**What the exercise asks**.
Leave the pictures out and print every record below exactly as it stands.
· · · · · · ·
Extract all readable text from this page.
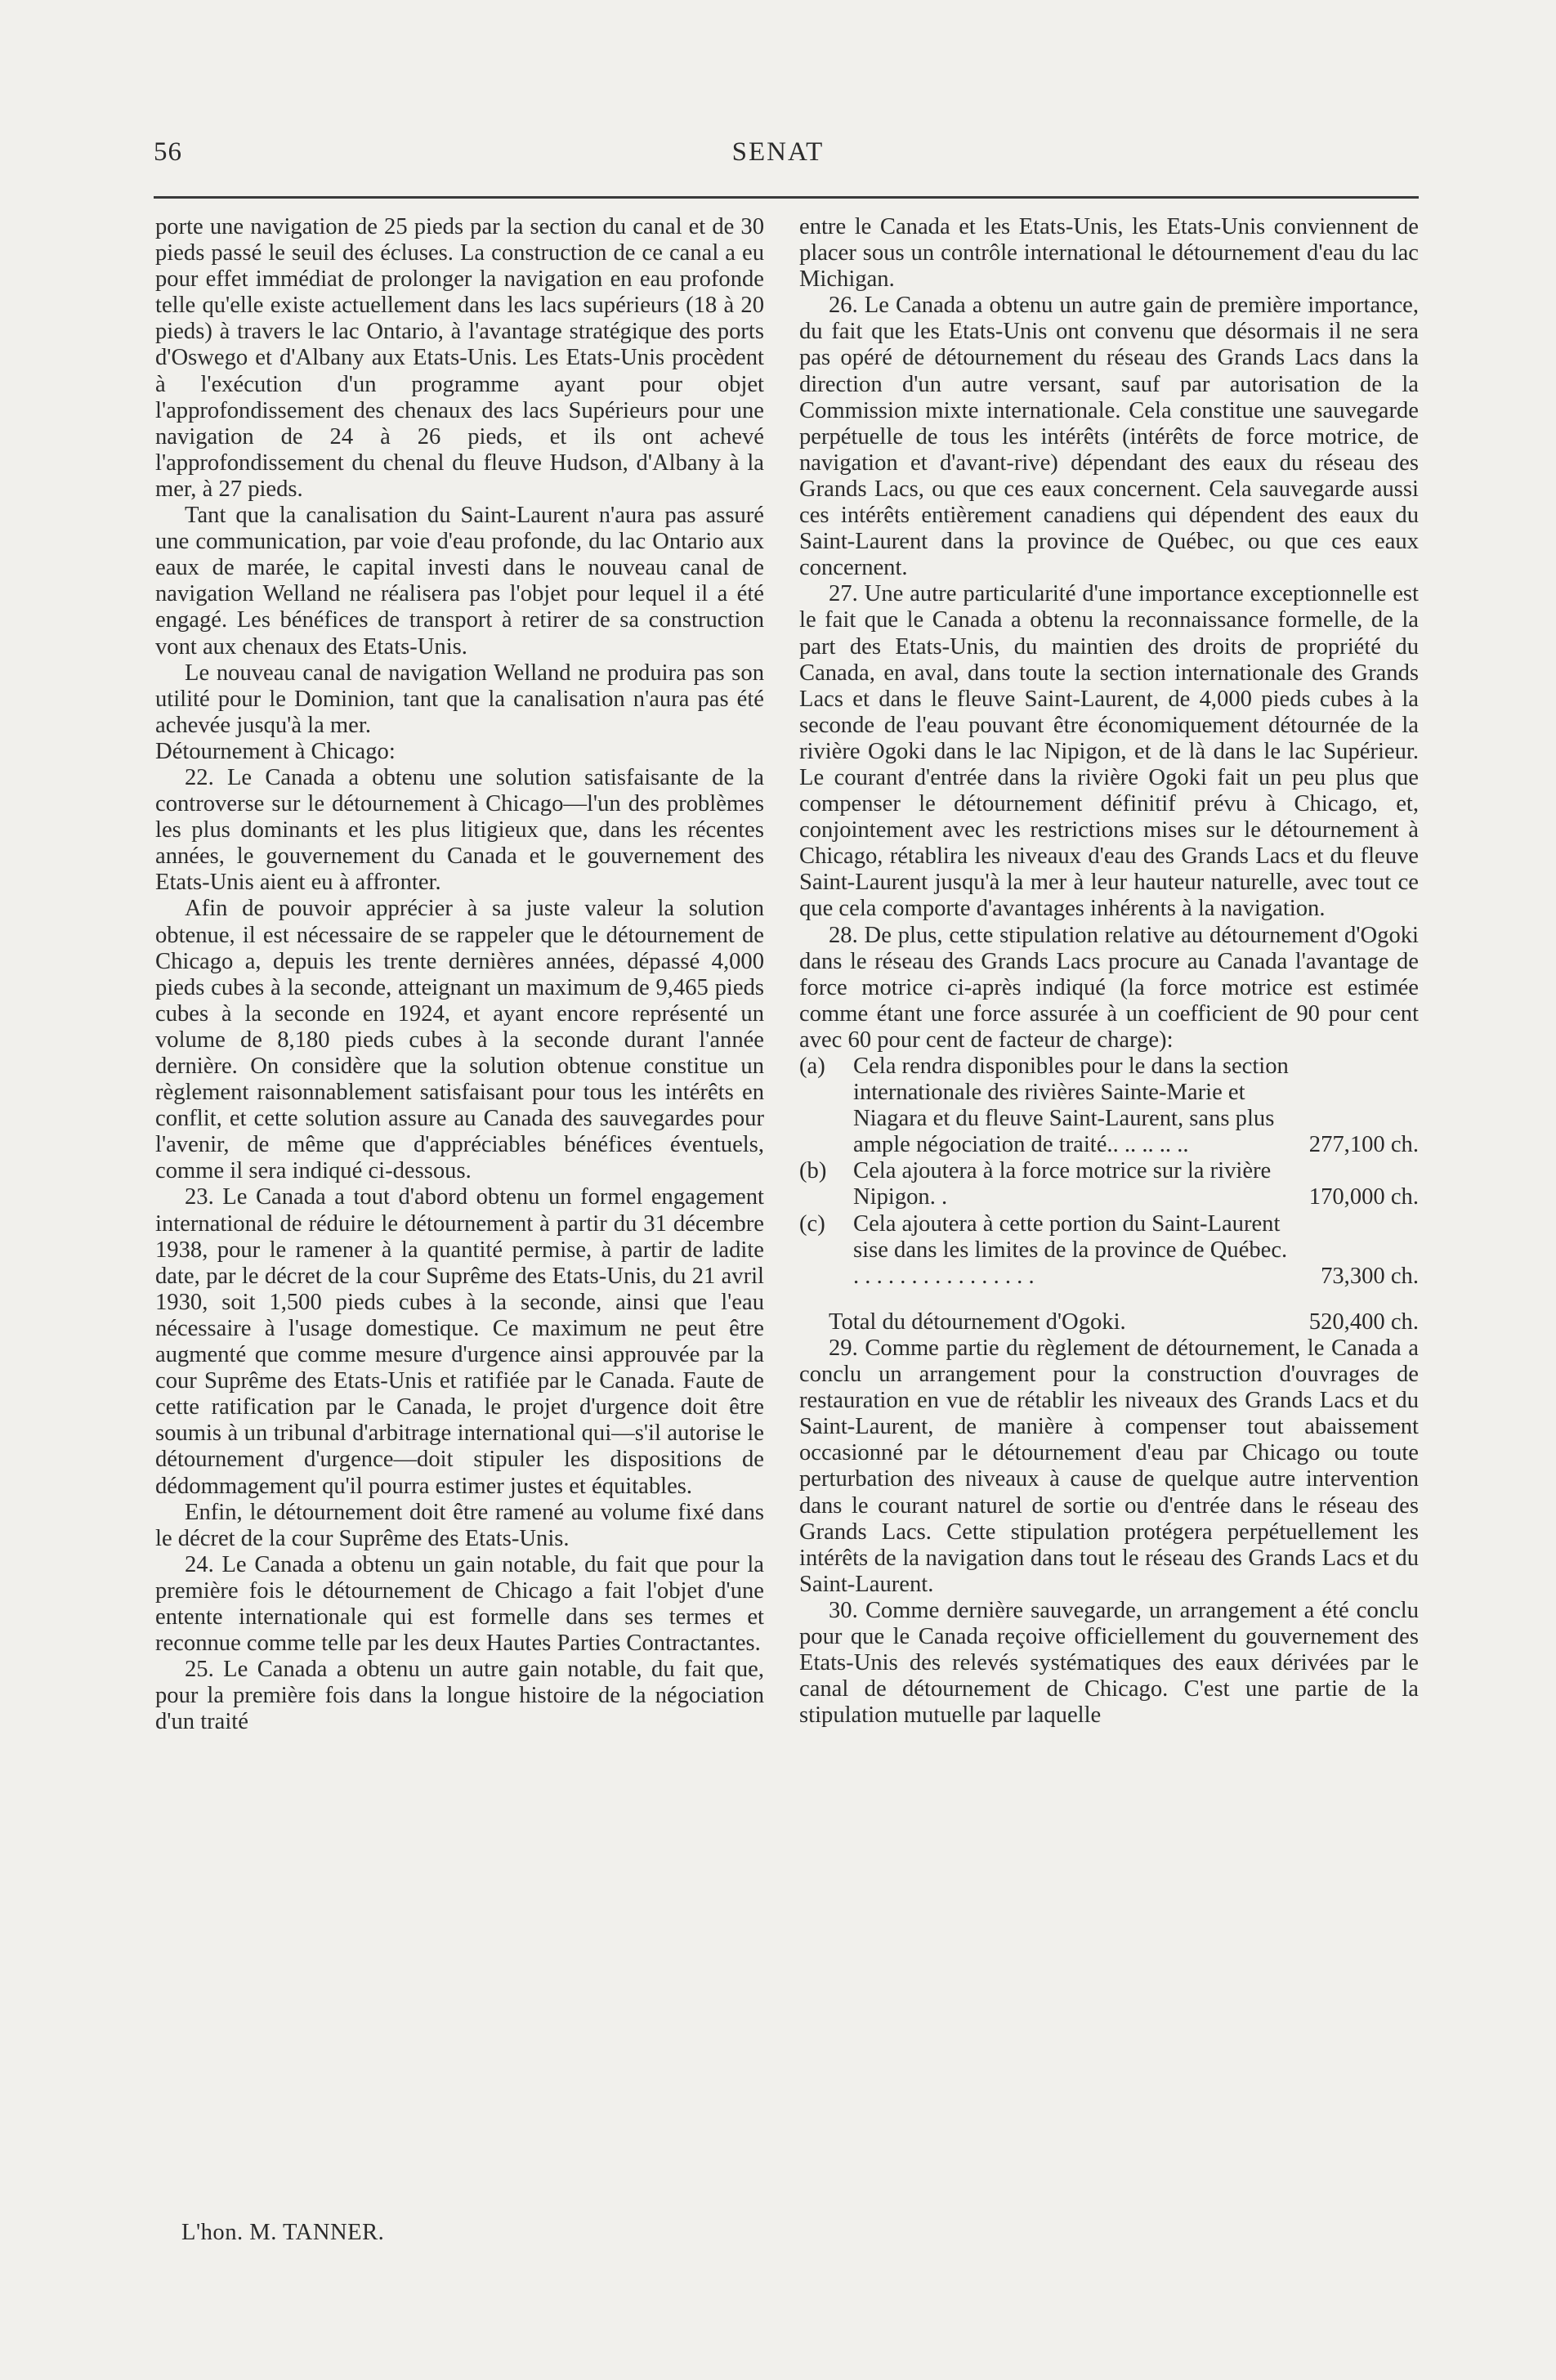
56	SENAT

porte une navigation de 25 pieds par la section du canal et de 30 pieds passé le seuil des écluses. La construction de ce canal a eu pour effet immédiat de prolonger la navigation en eau profonde telle qu'elle existe actuellement dans les lacs supérieurs (18 à 20 pieds) à travers le lac Ontario, à l'avantage stratégique des ports d'Oswego et d'Albany aux Etats-Unis. Les Etats-Unis procèdent à l'exécution d'un programme ayant pour objet l'approfondissement des chenaux des lacs Supérieurs pour une navigation de 24 à 26 pieds, et ils ont achevé l'approfondissement du chenal du fleuve Hudson, d'Albany à la mer, à 27 pieds.

Tant que la canalisation du Saint-Laurent n'aura pas assuré une communication, par voie d'eau profonde, du lac Ontario aux eaux de marée, le capital investi dans le nouveau canal de navigation Welland ne réalisera pas l'objet pour lequel il a été engagé. Les bénéfices de transport à retirer de sa construction vont aux chenaux des Etats-Unis.

Le nouveau canal de navigation Welland ne produira pas son utilité pour le Dominion, tant que la canalisation n'aura pas été achevée jusqu'à la mer.

Détournement à Chicago:

22. Le Canada a obtenu une solution satisfaisante de la controverse sur le détournement à Chicago—l'un des problèmes les plus dominants et les plus litigieux que, dans les récentes années, le gouvernement du Canada et le gouvernement des Etats-Unis aient eu à affronter.

Afin de pouvoir apprécier à sa juste valeur la solution obtenue, il est nécessaire de se rappeler que le détournement de Chicago a, depuis les trente dernières années, dépassé 4,000 pieds cubes à la seconde, atteignant un maximum de 9,465 pieds cubes à la seconde en 1924, et ayant encore représenté un volume de 8,180 pieds cubes à la seconde durant l'année dernière. On considère que la solution obtenue constitue un règlement raisonnablement satisfaisant pour tous les intérêts en conflit, et cette solution assure au Canada des sauvegardes pour l'avenir, de même que d'appréciables bénéfices éventuels, comme il sera indiqué ci-dessous.

23. Le Canada a tout d'abord obtenu un formel engagement international de réduire le détournement à partir du 31 décembre 1938, pour le ramener à la quantité permise, à partir de ladite date, par le décret de la cour Suprême des Etats-Unis, du 21 avril 1930, soit 1,500 pieds cubes à la seconde, ainsi que l'eau nécessaire à l'usage domestique. Ce maximum ne peut être augmenté que comme mesure d'urgence ainsi approuvée par la cour Suprême des Etats-Unis et ratifiée par le Canada. Faute de cette ratification par le Canada, le projet d'urgence doit être soumis à un tribunal d'arbitrage international qui—s'il autorise le détournement d'urgence—doit stipuler les dispositions de dédommagement qu'il pourra estimer justes et équitables.

Enfin, le détournement doit être ramené au volume fixé dans le décret de la cour Suprême des Etats-Unis.

24. Le Canada a obtenu un gain notable, du fait que pour la première fois le détournement de Chicago a fait l'objet d'une entente internationale qui est formelle dans ses termes et reconnue comme telle par les deux Hautes Parties Contractantes.

25. Le Canada a obtenu un autre gain notable, du fait que, pour la première fois dans la longue histoire de la négociation d'un traité

entre le Canada et les Etats-Unis, les Etats-Unis conviennent de placer sous un contrôle international le détournement d'eau du lac Michigan.

26. Le Canada a obtenu un autre gain de première importance, du fait que les Etats-Unis ont convenu que désormais il ne sera pas opéré de détournement du réseau des Grands Lacs dans la direction d'un autre versant, sauf par autorisation de la Commission mixte internationale. Cela constitue une sauvegarde perpétuelle de tous les intérêts (intérêts de force motrice, de navigation et d'avant-rive) dépendant des eaux du réseau des Grands Lacs, ou que ces eaux concernent. Cela sauvegarde aussi ces intérêts entièrement canadiens qui dépendent des eaux du Saint-Laurent dans la province de Québec, ou que ces eaux concernent.

27. Une autre particularité d'une importance exceptionnelle est le fait que le Canada a obtenu la reconnaissance formelle, de la part des Etats-Unis, du maintien des droits de propriété du Canada, en aval, dans toute la section internationale des Grands Lacs et dans le fleuve Saint-Laurent, de 4,000 pieds cubes à la seconde de l'eau pouvant être économiquement détournée de la rivière Ogoki dans le lac Nipigon, et de là dans le lac Supérieur. Le courant d'entrée dans la rivière Ogoki fait un peu plus que compenser le détournement définitif prévu à Chicago, et, conjointement avec les restrictions mises sur le détournement à Chicago, rétablira les niveaux d'eau des Grands Lacs et du fleuve Saint-Laurent jusqu'à la mer à leur hauteur naturelle, avec tout ce que cela comporte d'avantages inhérents à la navigation.

28. De plus, cette stipulation relative au détournement d'Ogoki dans le réseau des Grands Lacs procure au Canada l'avantage de force motrice ci-après indiqué (la force motrice est estimée comme étant une force assurée à un coefficient de 90 pour cent avec 60 pour cent de facteur de charge):

(a)	Cela rendra disponibles pour le dans la section internationale des rivières Sainte-Marie et Niagara et du fleuve Saint-Laurent, sans plus ample négociation de traité.. .. .. .. ..	277,100 ch.
(b)	Cela ajoutera à la force motrice sur la rivière Nipigon. .	170,000 ch.
(c)	Cela ajoutera à cette portion du Saint-Laurent sise dans les limites de la province de Québec. . . . . . . . . . . . . . . . .	73,300 ch.
Total du détournement d'Ogoki.	520,400 ch.

29. Comme partie du règlement de détournement, le Canada a conclu un arrangement pour la construction d'ouvrages de restauration en vue de rétablir les niveaux des Grands Lacs et du Saint-Laurent, de manière à compenser tout abaissement occasionné par le détournement d'eau par Chicago ou toute perturbation des niveaux à cause de quelque autre intervention dans le courant naturel de sortie ou d'entrée dans le réseau des Grands Lacs. Cette stipulation protégera perpétuellement les intérêts de la navigation dans tout le réseau des Grands Lacs et du Saint-Laurent.

30. Comme dernière sauvegarde, un arrangement a été conclu pour que le Canada reçoive officiellement du gouvernement des Etats-Unis des relevés systématiques des eaux dérivées par le canal de détournement de Chicago. C'est une partie de la stipulation mutuelle par laquelle

L'hon. M. TANNER.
· · · · · · ·
**Final result**.
Extract all readable text from this page.
56	SENAT

porte une navigation de 25 pieds par la section du canal et de 30 pieds passé le seuil des écluses. La construction de ce canal a eu pour effet immédiat de prolonger la navigation en eau profonde telle qu'elle existe actuellement dans les lacs supérieurs (18 à 20 pieds) à travers le lac Ontario, à l'avantage stratégique des ports d'Oswego et d'Albany aux Etats-Unis. Les Etats-Unis procèdent à l'exécution d'un programme ayant pour objet l'approfondissement des chenaux des lacs Supérieurs pour une navigation de 24 à 26 pieds, et ils ont achevé l'approfondissement du chenal du fleuve Hudson, d'Albany à la mer, à 27 pieds.

Tant que la canalisation du Saint-Laurent n'aura pas assuré une communication, par voie d'eau profonde, du lac Ontario aux eaux de marée, le capital investi dans le nouveau canal de navigation Welland ne réalisera pas l'objet pour lequel il a été engagé. Les bénéfices de transport à retirer de sa construction vont aux chenaux des Etats-Unis.

Le nouveau canal de navigation Welland ne produira pas son utilité pour le Dominion, tant que la canalisation n'aura pas été achevée jusqu'à la mer.

Détournement à Chicago:

22. Le Canada a obtenu une solution satisfaisante de la controverse sur le détournement à Chicago—l'un des problèmes les plus dominants et les plus litigieux que, dans les récentes années, le gouvernement du Canada et le gouvernement des Etats-Unis aient eu à affronter.

Afin de pouvoir apprécier à sa juste valeur la solution obtenue, il est nécessaire de se rappeler que le détournement de Chicago a, depuis les trente dernières années, dépassé 4,000 pieds cubes à la seconde, atteignant un maximum de 9,465 pieds cubes à la seconde en 1924, et ayant encore représenté un volume de 8,180 pieds cubes à la seconde durant l'année dernière. On considère que la solution obtenue constitue un règlement raisonnablement satisfaisant pour tous les intérêts en conflit, et cette solution assure au Canada des sauvegardes pour l'avenir, de même que d'appréciables bénéfices éventuels, comme il sera indiqué ci-dessous.

23. Le Canada a tout d'abord obtenu un formel engagement international de réduire le détournement à partir du 31 décembre 1938, pour le ramener à la quantité permise, à partir de ladite date, par le décret de la cour Suprême des Etats-Unis, du 21 avril 1930, soit 1,500 pieds cubes à la seconde, ainsi que l'eau nécessaire à l'usage domestique. Ce maximum ne peut être augmenté que comme mesure d'urgence ainsi approuvée par la cour Suprême des Etats-Unis et ratifiée par le Canada. Faute de cette ratification par le Canada, le projet d'urgence doit être soumis à un tribunal d'arbitrage international qui—s'il autorise le détournement d'urgence—doit stipuler les dispositions de dédommagement qu'il pourra estimer justes et équitables.

Enfin, le détournement doit être ramené au volume fixé dans le décret de la cour Suprême des Etats-Unis.

24. Le Canada a obtenu un gain notable, du fait que pour la première fois le détournement de Chicago a fait l'objet d'une entente internationale qui est formelle dans ses termes et reconnue comme telle par les deux Hautes Parties Contractantes.

25. Le Canada a obtenu un autre gain notable, du fait que, pour la première fois dans la longue histoire de la négociation d'un traité

entre le Canada et les Etats-Unis, les Etats-Unis conviennent de placer sous un contrôle international le détournement d'eau du lac Michigan.

26. Le Canada a obtenu un autre gain de première importance, du fait que les Etats-Unis ont convenu que désormais il ne sera pas opéré de détournement du réseau des Grands Lacs dans la direction d'un autre versant, sauf par autorisation de la Commission mixte internationale. Cela constitue une sauvegarde perpétuelle de tous les intérêts (intérêts de force motrice, de navigation et d'avant-rive) dépendant des eaux du réseau des Grands Lacs, ou que ces eaux concernent. Cela sauvegarde aussi ces intérêts entièrement canadiens qui dépendent des eaux du Saint-Laurent dans la province de Québec, ou que ces eaux concernent.

27. Une autre particularité d'une importance exceptionnelle est le fait que le Canada a obtenu la reconnaissance formelle, de la part des Etats-Unis, du maintien des droits de propriété du Canada, en aval, dans toute la section internationale des Grands Lacs et dans le fleuve Saint-Laurent, de 4,000 pieds cubes à la seconde de l'eau pouvant être économiquement détournée de la rivière Ogoki dans le lac Nipigon, et de là dans le lac Supérieur. Le courant d'entrée dans la rivière Ogoki fait un peu plus que compenser le détournement définitif prévu à Chicago, et, conjointement avec les restrictions mises sur le détournement à Chicago, rétablira les niveaux d'eau des Grands Lacs et du fleuve Saint-Laurent jusqu'à la mer à leur hauteur naturelle, avec tout ce que cela comporte d'avantages inhérents à la navigation.

28. De plus, cette stipulation relative au détournement d'Ogoki dans le réseau des Grands Lacs procure au Canada l'avantage de force motrice ci-après indiqué (la force motrice est estimée comme étant une force assurée à un coefficient de 90 pour cent avec 60 pour cent de facteur de charge):

(a)	Cela rendra disponibles pour le dans la section internationale des rivières Sainte-Marie et Niagara et du fleuve Saint-Laurent, sans plus ample négociation de traité.. .. .. .. ..	277,100 ch.
(b)	Cela ajoutera à la force motrice sur la rivière Nipigon. .	170,000 ch.
(c)	Cela ajoutera à cette portion du Saint-Laurent sise dans les limites de la province de Québec. . . . . . . . . . . . . . . . .	73,300 ch.
Total du détournement d'Ogoki.	520,400 ch.

29. Comme partie du règlement de détournement, le Canada a conclu un arrangement pour la construction d'ouvrages de restauration en vue de rétablir les niveaux des Grands Lacs et du Saint-Laurent, de manière à compenser tout abaissement occasionné par le détournement d'eau par Chicago ou toute perturbation des niveaux à cause de quelque autre intervention dans le courant naturel de sortie ou d'entrée dans le réseau des Grands Lacs. Cette stipulation protégera perpétuellement les intérêts de la navigation dans tout le réseau des Grands Lacs et du Saint-Laurent.

30. Comme dernière sauvegarde, un arrangement a été conclu pour que le Canada reçoive officiellement du gouvernement des Etats-Unis des relevés systématiques des eaux dérivées par le canal de détournement de Chicago. C'est une partie de la stipulation mutuelle par laquelle

L'hon. M. TANNER.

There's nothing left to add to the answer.